[WRITTEN REQUEST] Restate each of the lines given below, word for word.
★ ★ ★ ★
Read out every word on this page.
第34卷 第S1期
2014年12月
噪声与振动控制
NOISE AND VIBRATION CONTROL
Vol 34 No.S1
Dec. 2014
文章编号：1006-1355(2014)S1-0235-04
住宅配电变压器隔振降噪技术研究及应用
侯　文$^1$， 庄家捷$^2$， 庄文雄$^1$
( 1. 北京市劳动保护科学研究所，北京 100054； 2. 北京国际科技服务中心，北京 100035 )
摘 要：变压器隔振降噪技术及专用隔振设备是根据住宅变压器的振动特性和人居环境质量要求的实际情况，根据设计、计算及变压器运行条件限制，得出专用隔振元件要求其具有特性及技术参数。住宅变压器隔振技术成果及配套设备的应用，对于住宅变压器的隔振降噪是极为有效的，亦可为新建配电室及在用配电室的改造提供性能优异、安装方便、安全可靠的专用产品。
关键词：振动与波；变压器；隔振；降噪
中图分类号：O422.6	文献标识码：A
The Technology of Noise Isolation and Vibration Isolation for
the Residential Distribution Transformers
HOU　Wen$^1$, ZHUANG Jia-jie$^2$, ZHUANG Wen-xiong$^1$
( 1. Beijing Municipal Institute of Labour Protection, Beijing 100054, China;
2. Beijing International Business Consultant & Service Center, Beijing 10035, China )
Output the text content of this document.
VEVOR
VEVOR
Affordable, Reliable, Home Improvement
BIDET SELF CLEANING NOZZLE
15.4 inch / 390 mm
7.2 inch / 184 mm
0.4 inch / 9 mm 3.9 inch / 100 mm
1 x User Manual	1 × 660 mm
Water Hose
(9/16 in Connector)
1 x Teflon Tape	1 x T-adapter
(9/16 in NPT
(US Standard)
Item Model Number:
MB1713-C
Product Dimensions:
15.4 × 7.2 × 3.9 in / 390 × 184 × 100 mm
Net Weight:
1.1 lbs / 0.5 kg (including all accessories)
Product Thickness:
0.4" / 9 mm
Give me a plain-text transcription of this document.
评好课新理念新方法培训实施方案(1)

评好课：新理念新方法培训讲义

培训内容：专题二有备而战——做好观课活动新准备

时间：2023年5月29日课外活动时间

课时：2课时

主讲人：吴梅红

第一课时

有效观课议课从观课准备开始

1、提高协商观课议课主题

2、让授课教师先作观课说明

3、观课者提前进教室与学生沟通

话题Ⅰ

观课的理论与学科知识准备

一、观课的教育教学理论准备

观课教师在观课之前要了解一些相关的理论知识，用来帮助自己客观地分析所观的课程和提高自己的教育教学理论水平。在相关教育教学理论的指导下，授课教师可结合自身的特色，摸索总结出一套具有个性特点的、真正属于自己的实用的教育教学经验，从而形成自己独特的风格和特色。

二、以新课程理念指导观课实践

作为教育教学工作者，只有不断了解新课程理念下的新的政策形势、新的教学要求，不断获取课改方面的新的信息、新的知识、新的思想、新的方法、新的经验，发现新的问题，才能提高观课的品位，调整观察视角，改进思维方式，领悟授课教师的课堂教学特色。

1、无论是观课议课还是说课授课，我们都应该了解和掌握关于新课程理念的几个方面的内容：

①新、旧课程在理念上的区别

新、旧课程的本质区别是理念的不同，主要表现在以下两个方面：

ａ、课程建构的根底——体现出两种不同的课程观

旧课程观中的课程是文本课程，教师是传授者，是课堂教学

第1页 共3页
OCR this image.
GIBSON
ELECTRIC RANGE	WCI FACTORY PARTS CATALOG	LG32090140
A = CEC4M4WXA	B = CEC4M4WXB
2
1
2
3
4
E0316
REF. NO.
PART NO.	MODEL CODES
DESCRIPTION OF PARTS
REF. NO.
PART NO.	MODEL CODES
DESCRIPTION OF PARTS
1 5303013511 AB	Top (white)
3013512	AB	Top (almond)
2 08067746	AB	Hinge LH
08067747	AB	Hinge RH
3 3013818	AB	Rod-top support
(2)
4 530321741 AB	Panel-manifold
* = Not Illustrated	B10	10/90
★ ★ ★ ★
[TASK RESPONSE]
Read out every word on this page.
第34卷 第S1期
2014年12月
噪声与振动控制
NOISE AND VIBRATION CONTROL
Vol 34 No.S1
Dec. 2014
文章编号：1006-1355(2014)S1-0235-04
住宅配电变压器隔振降噪技术研究及应用
侯　文$^1$， 庄家捷$^2$， 庄文雄$^1$
( 1. 北京市劳动保护科学研究所，北京 100054； 2. 北京国际科技服务中心，北京 100035 )
摘 要：变压器隔振降噪技术及专用隔振设备是根据住宅变压器的振动特性和人居环境质量要求的实际情况，根据设计、计算及变压器运行条件限制，得出专用隔振元件要求其具有特性及技术参数。住宅变压器隔振技术成果及配套设备的应用，对于住宅变压器的隔振降噪是极为有效的，亦可为新建配电室及在用配电室的改造提供性能优异、安装方便、安全可靠的专用产品。
关键词：振动与波；变压器；隔振；降噪
中图分类号：O422.6	文献标识码：A
The Technology of Noise Isolation and Vibration Isolation for
the Residential Distribution Transformers
HOU　Wen$^1$, ZHUANG Jia-jie$^2$, ZHUANG Wen-xiong$^1$
( 1. Beijing Municipal Institute of Labour Protection, Beijing 100054, China;
2. Beijing International Business Consultant & Service Center, Beijing 10035, China )
Output the text content of this document.
VEVOR
VEVOR
Affordable, Reliable, Home Improvement
BIDET SELF CLEANING NOZZLE
15.4 inch / 390 mm
7.2 inch / 184 mm
0.4 inch / 9 mm 3.9 inch / 100 mm
1 x User Manual	1 × 660 mm
Water Hose
(9/16 in Connector)
1 x Teflon Tape	1 x T-adapter
(9/16 in NPT
(US Standard)
Item Model Number:
MB1713-C
Product Dimensions:
15.4 × 7.2 × 3.9 in / 390 × 184 × 100 mm
Net Weight:
1.1 lbs / 0.5 kg (including all accessories)
Product Thickness:
0.4" / 9 mm
Give me a plain-text transcription of this document.
评好课新理念新方法培训实施方案(1)

评好课：新理念新方法培训讲义

培训内容：专题二有备而战——做好观课活动新准备

时间：2023年5月29日课外活动时间

课时：2课时

主讲人：吴梅红

第一课时

有效观课议课从观课准备开始

1、提高协商观课议课主题

2、让授课教师先作观课说明

3、观课者提前进教室与学生沟通

话题Ⅰ

观课的理论与学科知识准备

一、观课的教育教学理论准备

观课教师在观课之前要了解一些相关的理论知识，用来帮助自己客观地分析所观的课程和提高自己的教育教学理论水平。在相关教育教学理论的指导下，授课教师可结合自身的特色，摸索总结出一套具有个性特点的、真正属于自己的实用的教育教学经验，从而形成自己独特的风格和特色。

二、以新课程理念指导观课实践

作为教育教学工作者，只有不断了解新课程理念下的新的政策形势、新的教学要求，不断获取课改方面的新的信息、新的知识、新的思想、新的方法、新的经验，发现新的问题，才能提高观课的品位，调整观察视角，改进思维方式，领悟授课教师的课堂教学特色。

1、无论是观课议课还是说课授课，我们都应该了解和掌握关于新课程理念的几个方面的内容：

①新、旧课程在理念上的区别

新、旧课程的本质区别是理念的不同，主要表现在以下两个方面：

ａ、课程建构的根底——体现出两种不同的课程观

旧课程观中的课程是文本课程，教师是传授者，是课堂教学

第1页 共3页
OCR this image.
GIBSON
ELECTRIC RANGE	WCI FACTORY PARTS CATALOG	LG32090140
A = CEC4M4WXA	B = CEC4M4WXB
2
1
2
3
4
E0316
REF. NO.
PART NO.	MODEL CODES
DESCRIPTION OF PARTS
REF. NO.
PART NO.	MODEL CODES
DESCRIPTION OF PARTS
1 5303013511 AB	Top (white)
3013512	AB	Top (almond)
2 08067746	AB	Hinge LH
08067747	AB	Hinge RH
3 3013818	AB	Rod-top support
(2)
4 530321741 AB	Panel-manifold
* = Not Illustrated	B10	10/90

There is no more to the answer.